## Data lines
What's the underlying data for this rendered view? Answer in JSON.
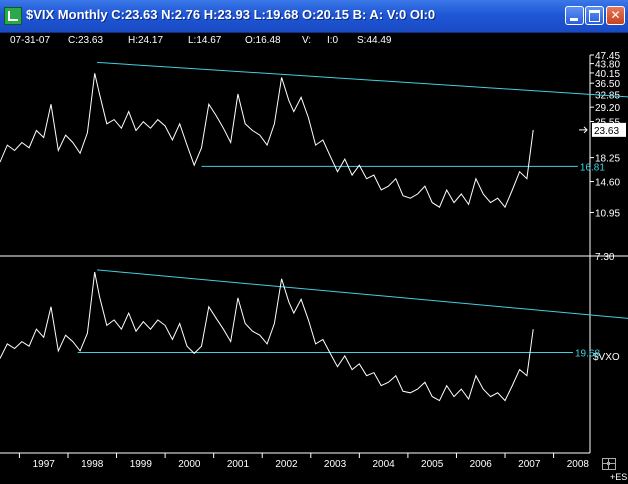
{
  "window": {
    "title": "$VIX Monthly C:23.63 N:2.76 H:23.93 L:19.68 O:20.15 B: A: V:0 OI:0",
    "buttons": {
      "minimize": "minimize-icon",
      "maximize": "maximize-icon",
      "close": "close-icon"
    }
  },
  "readout": {
    "date": "07-31-07",
    "close": "C:23.63",
    "high": "H:24.17",
    "low": "L:14.67",
    "open": "O:16.48",
    "volume": "V:",
    "oi": "I:0",
    "s": "S:44.49"
  },
  "colors": {
    "background": "#000000",
    "price_line": "#ffffff",
    "trendline": "#40d0e0",
    "titlebar": "#1f57d6"
  },
  "chart_data": {
    "type": "line",
    "x_ticks": [
      "1997",
      "1998",
      "1999",
      "2000",
      "2001",
      "2002",
      "2003",
      "2004",
      "2005",
      "2006",
      "2007",
      "2008"
    ],
    "panels": [
      {
        "symbol": "$VIX",
        "scale": "log",
        "y_ticks": [
          "47.45",
          "43.80",
          "40.15",
          "36.50",
          "32.85",
          "29.20",
          "25.55",
          "18.25",
          "14.60",
          "10.95",
          "7.30"
        ],
        "ylim": [
          7.3,
          47.45
        ],
        "last_value_label": "23.63",
        "last_value": 23.63,
        "levels": [
          {
            "label": "16.81",
            "value": 16.81,
            "from": 2000.75,
            "to": 2008.5
          }
        ],
        "trendlines": [
          {
            "from": [
              1998.6,
              44.3
            ],
            "to": [
              2010.0,
              31.7
            ]
          }
        ]
      },
      {
        "symbol": "$VXO",
        "scale": "log",
        "ylim": [
          7.0,
          52.0
        ],
        "levels": [
          {
            "label": "19.68",
            "value": 19.68,
            "from": 1998.2,
            "to": 2008.4
          }
        ],
        "trendlines": [
          {
            "from": [
              1998.6,
              46.0
            ],
            "to": [
              2010.3,
              27.0
            ]
          }
        ]
      }
    ],
    "series": [
      {
        "name": "$VIX",
        "x": [
          1996.6,
          1996.75,
          1996.9,
          1997.05,
          1997.2,
          1997.35,
          1997.5,
          1997.65,
          1997.8,
          1997.95,
          1998.1,
          1998.25,
          1998.4,
          1998.55,
          1998.65,
          1998.8,
          1998.95,
          1999.1,
          1999.25,
          1999.4,
          1999.55,
          1999.7,
          1999.85,
          2000.0,
          2000.15,
          2000.3,
          2000.45,
          2000.6,
          2000.75,
          2000.9,
          2001.05,
          2001.2,
          2001.35,
          2001.5,
          2001.65,
          2001.8,
          2001.95,
          2002.1,
          2002.25,
          2002.4,
          2002.55,
          2002.65,
          2002.8,
          2002.95,
          2003.1,
          2003.25,
          2003.4,
          2003.55,
          2003.7,
          2003.85,
          2004.0,
          2004.15,
          2004.3,
          2004.45,
          2004.6,
          2004.75,
          2004.9,
          2005.05,
          2005.2,
          2005.35,
          2005.5,
          2005.65,
          2005.8,
          2005.95,
          2006.1,
          2006.25,
          2006.4,
          2006.55,
          2006.7,
          2006.85,
          2007.0,
          2007.15,
          2007.3,
          2007.45,
          2007.58
        ],
        "values": [
          17.5,
          20.5,
          19.5,
          21.0,
          20.0,
          23.5,
          22.0,
          30.0,
          19.5,
          22.5,
          21.0,
          19.0,
          23.0,
          40.0,
          33.0,
          25.0,
          26.0,
          24.0,
          28.0,
          23.5,
          25.5,
          24.0,
          26.0,
          24.5,
          21.5,
          25.0,
          20.5,
          17.0,
          20.0,
          30.0,
          27.0,
          24.0,
          21.0,
          33.0,
          25.0,
          23.5,
          22.5,
          20.5,
          25.0,
          38.5,
          31.0,
          28.0,
          32.0,
          26.5,
          20.5,
          21.5,
          18.5,
          16.0,
          18.0,
          15.5,
          17.0,
          15.0,
          15.5,
          13.5,
          14.0,
          15.0,
          12.8,
          12.5,
          13.0,
          14.0,
          12.0,
          11.5,
          13.5,
          12.0,
          13.0,
          11.8,
          15.0,
          13.0,
          12.0,
          12.5,
          11.5,
          13.5,
          16.0,
          15.0,
          23.63
        ]
      },
      {
        "name": "$VXO",
        "x": [
          1996.6,
          1996.75,
          1996.9,
          1997.05,
          1997.2,
          1997.35,
          1997.5,
          1997.65,
          1997.8,
          1997.95,
          1998.1,
          1998.25,
          1998.4,
          1998.55,
          1998.65,
          1998.8,
          1998.95,
          1999.1,
          1999.25,
          1999.4,
          1999.55,
          1999.7,
          1999.85,
          2000.0,
          2000.15,
          2000.3,
          2000.45,
          2000.6,
          2000.75,
          2000.9,
          2001.05,
          2001.2,
          2001.35,
          2001.5,
          2001.65,
          2001.8,
          2001.95,
          2002.1,
          2002.25,
          2002.4,
          2002.55,
          2002.65,
          2002.8,
          2002.95,
          2003.1,
          2003.25,
          2003.4,
          2003.55,
          2003.7,
          2003.85,
          2004.0,
          2004.15,
          2004.3,
          2004.45,
          2004.6,
          2004.75,
          2004.9,
          2005.05,
          2005.2,
          2005.35,
          2005.5,
          2005.65,
          2005.8,
          2005.95,
          2006.1,
          2006.25,
          2006.4,
          2006.55,
          2006.7,
          2006.85,
          2007.0,
          2007.15,
          2007.3,
          2007.45,
          2007.58
        ],
        "values": [
          18.5,
          21.5,
          20.5,
          22.0,
          21.0,
          25.0,
          23.0,
          31.5,
          20.0,
          23.5,
          22.0,
          20.0,
          24.0,
          45.0,
          35.0,
          26.0,
          27.5,
          25.0,
          29.5,
          24.5,
          27.0,
          25.0,
          27.5,
          26.0,
          22.5,
          26.5,
          21.0,
          19.5,
          21.0,
          31.5,
          28.0,
          25.0,
          22.0,
          34.5,
          26.5,
          24.5,
          23.5,
          21.5,
          26.5,
          42.0,
          33.0,
          29.5,
          34.0,
          27.5,
          21.5,
          22.5,
          19.5,
          17.0,
          19.0,
          16.5,
          17.5,
          15.5,
          16.0,
          14.0,
          14.5,
          15.5,
          13.2,
          13.0,
          13.5,
          14.5,
          12.5,
          12.0,
          14.0,
          12.5,
          13.5,
          12.2,
          15.5,
          13.5,
          12.5,
          13.0,
          12.0,
          14.0,
          16.5,
          15.5,
          25.0
        ]
      }
    ]
  },
  "status": {
    "symbol": "+ES",
    "tool_icon": "crosshair-icon"
  }
}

## Task
Leave out the pictures and give the rest of the records again exactly.

## Problem solution
What's the underlying data for this rendered view? Answer in JSON.
{
  "window": {
    "title": "$VIX Monthly C:23.63 N:2.76 H:23.93 L:19.68 O:20.15 B: A: V:0 OI:0",
    "buttons": {
      "minimize": "minimize-icon",
      "maximize": "maximize-icon",
      "close": "close-icon"
    }
  },
  "readout": {
    "date": "07-31-07",
    "close": "C:23.63",
    "high": "H:24.17",
    "low": "L:14.67",
    "open": "O:16.48",
    "volume": "V:",
    "oi": "I:0",
    "s": "S:44.49"
  },
  "colors": {
    "background": "#000000",
    "price_line": "#ffffff",
    "trendline": "#40d0e0",
    "titlebar": "#1f57d6"
  },
  "chart_data": {
    "type": "line",
    "x_ticks": [
      "1997",
      "1998",
      "1999",
      "2000",
      "2001",
      "2002",
      "2003",
      "2004",
      "2005",
      "2006",
      "2007",
      "2008"
    ],
    "panels": [
      {
        "symbol": "$VIX",
        "scale": "log",
        "y_ticks": [
          "47.45",
          "43.80",
          "40.15",
          "36.50",
          "32.85",
          "29.20",
          "25.55",
          "18.25",
          "14.60",
          "10.95",
          "7.30"
        ],
        "ylim": [
          7.3,
          47.45
        ],
        "last_value_label": "23.63",
        "last_value": 23.63,
        "levels": [
          {
            "label": "16.81",
            "value": 16.81,
            "from": 2000.75,
            "to": 2008.5
          }
        ],
        "trendlines": [
          {
            "from": [
              1998.6,
              44.3
            ],
            "to": [
              2010.0,
              31.7
            ]
          }
        ]
      },
      {
        "symbol": "$VXO",
        "scale": "log",
        "ylim": [
          7.0,
          52.0
        ],
        "levels": [
          {
            "label": "19.68",
            "value": 19.68,
            "from": 1998.2,
            "to": 2008.4
          }
        ],
        "trendlines": [
          {
            "from": [
              1998.6,
              46.0
            ],
            "to": [
              2010.3,
              27.0
            ]
          }
        ]
      }
    ],
    "series": [
      {
        "name": "$VIX",
        "x": [
          1996.6,
          1996.75,
          1996.9,
          1997.05,
          1997.2,
          1997.35,
          1997.5,
          1997.65,
          1997.8,
          1997.95,
          1998.1,
          1998.25,
          1998.4,
          1998.55,
          1998.65,
          1998.8,
          1998.95,
          1999.1,
          1999.25,
          1999.4,
          1999.55,
          1999.7,
          1999.85,
          2000.0,
          2000.15,
          2000.3,
          2000.45,
          2000.6,
          2000.75,
          2000.9,
          2001.05,
          2001.2,
          2001.35,
          2001.5,
          2001.65,
          2001.8,
          2001.95,
          2002.1,
          2002.25,
          2002.4,
          2002.55,
          2002.65,
          2002.8,
          2002.95,
          2003.1,
          2003.25,
          2003.4,
          2003.55,
          2003.7,
          2003.85,
          2004.0,
          2004.15,
          2004.3,
          2004.45,
          2004.6,
          2004.75,
          2004.9,
          2005.05,
          2005.2,
          2005.35,
          2005.5,
          2005.65,
          2005.8,
          2005.95,
          2006.1,
          2006.25,
          2006.4,
          2006.55,
          2006.7,
          2006.85,
          2007.0,
          2007.15,
          2007.3,
          2007.45,
          2007.58
        ],
        "values": [
          17.5,
          20.5,
          19.5,
          21.0,
          20.0,
          23.5,
          22.0,
          30.0,
          19.5,
          22.5,
          21.0,
          19.0,
          23.0,
          40.0,
          33.0,
          25.0,
          26.0,
          24.0,
          28.0,
          23.5,
          25.5,
          24.0,
          26.0,
          24.5,
          21.5,
          25.0,
          20.5,
          17.0,
          20.0,
          30.0,
          27.0,
          24.0,
          21.0,
          33.0,
          25.0,
          23.5,
          22.5,
          20.5,
          25.0,
          38.5,
          31.0,
          28.0,
          32.0,
          26.5,
          20.5,
          21.5,
          18.5,
          16.0,
          18.0,
          15.5,
          17.0,
          15.0,
          15.5,
          13.5,
          14.0,
          15.0,
          12.8,
          12.5,
          13.0,
          14.0,
          12.0,
          11.5,
          13.5,
          12.0,
          13.0,
          11.8,
          15.0,
          13.0,
          12.0,
          12.5,
          11.5,
          13.5,
          16.0,
          15.0,
          23.63
        ]
      },
      {
        "name": "$VXO",
        "x": [
          1996.6,
          1996.75,
          1996.9,
          1997.05,
          1997.2,
          1997.35,
          1997.5,
          1997.65,
          1997.8,
          1997.95,
          1998.1,
          1998.25,
          1998.4,
          1998.55,
          1998.65,
          1998.8,
          1998.95,
          1999.1,
          1999.25,
          1999.4,
          1999.55,
          1999.7,
          1999.85,
          2000.0,
          2000.15,
          2000.3,
          2000.45,
          2000.6,
          2000.75,
          2000.9,
          2001.05,
          2001.2,
          2001.35,
          2001.5,
          2001.65,
          2001.8,
          2001.95,
          2002.1,
          2002.25,
          2002.4,
          2002.55,
          2002.65,
          2002.8,
          2002.95,
          2003.1,
          2003.25,
          2003.4,
          2003.55,
          2003.7,
          2003.85,
          2004.0,
          2004.15,
          2004.3,
          2004.45,
          2004.6,
          2004.75,
          2004.9,
          2005.05,
          2005.2,
          2005.35,
          2005.5,
          2005.65,
          2005.8,
          2005.95,
          2006.1,
          2006.25,
          2006.4,
          2006.55,
          2006.7,
          2006.85,
          2007.0,
          2007.15,
          2007.3,
          2007.45,
          2007.58
        ],
        "values": [
          18.5,
          21.5,
          20.5,
          22.0,
          21.0,
          25.0,
          23.0,
          31.5,
          20.0,
          23.5,
          22.0,
          20.0,
          24.0,
          45.0,
          35.0,
          26.0,
          27.5,
          25.0,
          29.5,
          24.5,
          27.0,
          25.0,
          27.5,
          26.0,
          22.5,
          26.5,
          21.0,
          19.5,
          21.0,
          31.5,
          28.0,
          25.0,
          22.0,
          34.5,
          26.5,
          24.5,
          23.5,
          21.5,
          26.5,
          42.0,
          33.0,
          29.5,
          34.0,
          27.5,
          21.5,
          22.5,
          19.5,
          17.0,
          19.0,
          16.5,
          17.5,
          15.5,
          16.0,
          14.0,
          14.5,
          15.5,
          13.2,
          13.0,
          13.5,
          14.5,
          12.5,
          12.0,
          14.0,
          12.5,
          13.5,
          12.2,
          15.5,
          13.5,
          12.5,
          13.0,
          12.0,
          14.0,
          16.5,
          15.5,
          25.0
        ]
      }
    ]
  },
  "status": {
    "symbol": "+ES",
    "tool_icon": "crosshair-icon"
  }
}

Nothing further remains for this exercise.